— Begin —

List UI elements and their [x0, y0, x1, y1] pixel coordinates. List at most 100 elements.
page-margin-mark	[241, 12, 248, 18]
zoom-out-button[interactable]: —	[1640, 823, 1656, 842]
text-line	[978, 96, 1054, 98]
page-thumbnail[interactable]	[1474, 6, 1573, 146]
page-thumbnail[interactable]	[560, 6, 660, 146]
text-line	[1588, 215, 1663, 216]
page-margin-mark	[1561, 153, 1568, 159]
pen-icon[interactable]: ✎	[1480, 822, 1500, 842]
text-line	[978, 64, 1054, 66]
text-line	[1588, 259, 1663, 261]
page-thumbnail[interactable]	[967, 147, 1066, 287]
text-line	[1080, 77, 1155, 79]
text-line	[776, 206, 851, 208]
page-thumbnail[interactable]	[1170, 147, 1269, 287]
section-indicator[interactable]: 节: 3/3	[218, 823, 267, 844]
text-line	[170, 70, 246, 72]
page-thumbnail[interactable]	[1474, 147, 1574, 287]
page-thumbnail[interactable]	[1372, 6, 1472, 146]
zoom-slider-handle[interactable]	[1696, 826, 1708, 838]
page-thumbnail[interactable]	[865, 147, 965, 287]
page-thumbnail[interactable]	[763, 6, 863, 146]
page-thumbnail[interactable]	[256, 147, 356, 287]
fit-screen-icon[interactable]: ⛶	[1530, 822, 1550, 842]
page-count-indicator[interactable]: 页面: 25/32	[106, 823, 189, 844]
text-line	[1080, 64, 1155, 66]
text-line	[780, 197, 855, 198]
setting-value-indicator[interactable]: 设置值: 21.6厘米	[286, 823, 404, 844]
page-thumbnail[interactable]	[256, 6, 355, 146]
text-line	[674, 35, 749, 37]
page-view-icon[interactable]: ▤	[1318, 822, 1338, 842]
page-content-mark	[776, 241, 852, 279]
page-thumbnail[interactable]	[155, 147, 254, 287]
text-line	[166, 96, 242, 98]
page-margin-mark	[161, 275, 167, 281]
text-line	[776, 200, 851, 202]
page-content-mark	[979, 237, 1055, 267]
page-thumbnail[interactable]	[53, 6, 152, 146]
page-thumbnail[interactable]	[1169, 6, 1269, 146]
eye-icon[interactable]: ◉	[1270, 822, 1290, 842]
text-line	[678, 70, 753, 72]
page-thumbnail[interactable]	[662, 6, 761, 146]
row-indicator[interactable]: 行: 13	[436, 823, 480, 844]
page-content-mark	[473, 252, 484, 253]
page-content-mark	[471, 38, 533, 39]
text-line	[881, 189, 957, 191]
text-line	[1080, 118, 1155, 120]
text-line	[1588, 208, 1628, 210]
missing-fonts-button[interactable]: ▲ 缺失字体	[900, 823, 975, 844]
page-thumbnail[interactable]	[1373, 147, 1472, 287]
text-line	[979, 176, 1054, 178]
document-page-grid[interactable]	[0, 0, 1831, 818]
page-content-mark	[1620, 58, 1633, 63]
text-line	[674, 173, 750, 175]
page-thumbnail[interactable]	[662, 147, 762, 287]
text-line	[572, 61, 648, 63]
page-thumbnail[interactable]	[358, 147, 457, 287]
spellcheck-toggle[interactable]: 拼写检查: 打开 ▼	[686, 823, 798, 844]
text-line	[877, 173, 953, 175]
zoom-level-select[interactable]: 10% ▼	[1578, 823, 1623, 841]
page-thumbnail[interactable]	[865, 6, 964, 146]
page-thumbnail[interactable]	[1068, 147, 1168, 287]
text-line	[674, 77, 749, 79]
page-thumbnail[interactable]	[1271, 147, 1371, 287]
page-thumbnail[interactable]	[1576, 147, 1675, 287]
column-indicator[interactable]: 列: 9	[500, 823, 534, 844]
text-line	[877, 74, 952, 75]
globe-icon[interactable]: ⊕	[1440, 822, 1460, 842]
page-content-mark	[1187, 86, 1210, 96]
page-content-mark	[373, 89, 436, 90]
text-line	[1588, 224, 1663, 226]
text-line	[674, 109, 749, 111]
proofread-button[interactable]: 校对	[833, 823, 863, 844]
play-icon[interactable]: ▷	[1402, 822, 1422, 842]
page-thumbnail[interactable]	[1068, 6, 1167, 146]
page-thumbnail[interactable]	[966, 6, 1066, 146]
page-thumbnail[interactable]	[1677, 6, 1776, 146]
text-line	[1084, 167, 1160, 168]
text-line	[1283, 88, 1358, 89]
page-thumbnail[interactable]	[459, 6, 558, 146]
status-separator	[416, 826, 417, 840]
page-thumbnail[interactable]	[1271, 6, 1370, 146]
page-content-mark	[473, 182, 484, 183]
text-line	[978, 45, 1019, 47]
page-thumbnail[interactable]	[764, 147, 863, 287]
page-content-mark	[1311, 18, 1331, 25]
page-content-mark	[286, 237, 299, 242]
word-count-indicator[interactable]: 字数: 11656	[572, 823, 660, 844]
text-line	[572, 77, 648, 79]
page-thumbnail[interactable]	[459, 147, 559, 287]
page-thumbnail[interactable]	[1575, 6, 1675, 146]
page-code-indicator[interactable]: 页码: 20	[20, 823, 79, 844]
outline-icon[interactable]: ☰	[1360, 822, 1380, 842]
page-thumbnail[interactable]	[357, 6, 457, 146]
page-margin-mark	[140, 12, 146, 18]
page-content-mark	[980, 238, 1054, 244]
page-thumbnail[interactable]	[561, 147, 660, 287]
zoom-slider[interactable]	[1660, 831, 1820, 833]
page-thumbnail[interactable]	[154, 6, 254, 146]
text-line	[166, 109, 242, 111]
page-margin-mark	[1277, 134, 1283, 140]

— End —

== TASK DETAILS ==
Reproduce every line of the material above character for character.

== TASK RESULT ==
List UI elements and their [x0, y0, x1, y1] pixel coordinates. List at most 100 elements.
page-margin-mark	[241, 12, 248, 18]
zoom-out-button[interactable]: —	[1640, 823, 1656, 842]
text-line	[978, 96, 1054, 98]
page-thumbnail[interactable]	[1474, 6, 1573, 146]
page-thumbnail[interactable]	[560, 6, 660, 146]
text-line	[1588, 215, 1663, 216]
page-margin-mark	[1561, 153, 1568, 159]
pen-icon[interactable]: ✎	[1480, 822, 1500, 842]
text-line	[978, 64, 1054, 66]
text-line	[1588, 259, 1663, 261]
page-thumbnail[interactable]	[967, 147, 1066, 287]
text-line	[1080, 77, 1155, 79]
text-line	[776, 206, 851, 208]
page-thumbnail[interactable]	[1170, 147, 1269, 287]
section-indicator[interactable]: 节: 3/3	[218, 823, 267, 844]
text-line	[170, 70, 246, 72]
page-thumbnail[interactable]	[1474, 147, 1574, 287]
page-thumbnail[interactable]	[1372, 6, 1472, 146]
zoom-slider-handle[interactable]	[1696, 826, 1708, 838]
page-thumbnail[interactable]	[865, 147, 965, 287]
page-thumbnail[interactable]	[763, 6, 863, 146]
page-thumbnail[interactable]	[256, 147, 356, 287]
fit-screen-icon[interactable]: ⛶	[1530, 822, 1550, 842]
page-count-indicator[interactable]: 页面: 25/32	[106, 823, 189, 844]
text-line	[1080, 64, 1155, 66]
text-line	[780, 197, 855, 198]
setting-value-indicator[interactable]: 设置值: 21.6厘米	[286, 823, 404, 844]
page-thumbnail[interactable]	[256, 6, 355, 146]
text-line	[674, 35, 749, 37]
page-view-icon[interactable]: ▤	[1318, 822, 1338, 842]
page-content-mark	[776, 241, 852, 279]
page-thumbnail[interactable]	[155, 147, 254, 287]
text-line	[166, 96, 242, 98]
page-margin-mark	[161, 275, 167, 281]
text-line	[776, 200, 851, 202]
page-content-mark	[979, 237, 1055, 267]
page-thumbnail[interactable]	[53, 6, 152, 146]
page-thumbnail[interactable]	[1169, 6, 1269, 146]
eye-icon[interactable]: ◉	[1270, 822, 1290, 842]
text-line	[678, 70, 753, 72]
page-thumbnail[interactable]	[662, 6, 761, 146]
row-indicator[interactable]: 行: 13	[436, 823, 480, 844]
page-content-mark	[473, 252, 484, 253]
page-content-mark	[471, 38, 533, 39]
text-line	[881, 189, 957, 191]
text-line	[1080, 118, 1155, 120]
text-line	[1588, 208, 1628, 210]
missing-fonts-button[interactable]: ▲ 缺失字体	[900, 823, 975, 844]
page-thumbnail[interactable]	[1373, 147, 1472, 287]
text-line	[979, 176, 1054, 178]
document-page-grid[interactable]	[0, 0, 1831, 818]
page-content-mark	[1620, 58, 1633, 63]
text-line	[674, 173, 750, 175]
page-thumbnail[interactable]	[662, 147, 762, 287]
text-line	[572, 61, 648, 63]
page-thumbnail[interactable]	[358, 147, 457, 287]
spellcheck-toggle[interactable]: 拼写检查: 打开 ▼	[686, 823, 798, 844]
text-line	[877, 173, 953, 175]
zoom-level-select[interactable]: 10% ▼	[1578, 823, 1623, 841]
page-thumbnail[interactable]	[865, 6, 964, 146]
page-thumbnail[interactable]	[1068, 147, 1168, 287]
text-line	[674, 77, 749, 79]
page-thumbnail[interactable]	[1271, 147, 1371, 287]
page-thumbnail[interactable]	[1576, 147, 1675, 287]
column-indicator[interactable]: 列: 9	[500, 823, 534, 844]
text-line	[877, 74, 952, 75]
globe-icon[interactable]: ⊕	[1440, 822, 1460, 842]
page-content-mark	[1187, 86, 1210, 96]
page-content-mark	[373, 89, 436, 90]
text-line	[1588, 224, 1663, 226]
text-line	[674, 109, 749, 111]
proofread-button[interactable]: 校对	[833, 823, 863, 844]
play-icon[interactable]: ▷	[1402, 822, 1422, 842]
page-thumbnail[interactable]	[1068, 6, 1167, 146]
page-thumbnail[interactable]	[966, 6, 1066, 146]
page-thumbnail[interactable]	[1677, 6, 1776, 146]
text-line	[1084, 167, 1160, 168]
text-line	[1283, 88, 1358, 89]
page-thumbnail[interactable]	[459, 6, 558, 146]
status-separator	[416, 826, 417, 840]
page-thumbnail[interactable]	[1271, 6, 1370, 146]
page-content-mark	[473, 182, 484, 183]
text-line	[978, 45, 1019, 47]
page-thumbnail[interactable]	[764, 147, 863, 287]
page-content-mark	[1311, 18, 1331, 25]
page-content-mark	[286, 237, 299, 242]
word-count-indicator[interactable]: 字数: 11656	[572, 823, 660, 844]
text-line	[572, 77, 648, 79]
page-thumbnail[interactable]	[459, 147, 559, 287]
page-thumbnail[interactable]	[1575, 6, 1675, 146]
page-code-indicator[interactable]: 页码: 20	[20, 823, 79, 844]
outline-icon[interactable]: ☰	[1360, 822, 1380, 842]
page-thumbnail[interactable]	[357, 6, 457, 146]
page-margin-mark	[140, 12, 146, 18]
page-content-mark	[980, 238, 1054, 244]
page-thumbnail[interactable]	[561, 147, 660, 287]
zoom-slider[interactable]	[1660, 831, 1820, 833]
page-thumbnail[interactable]	[154, 6, 254, 146]
text-line	[166, 109, 242, 111]
page-margin-mark	[1277, 134, 1283, 140]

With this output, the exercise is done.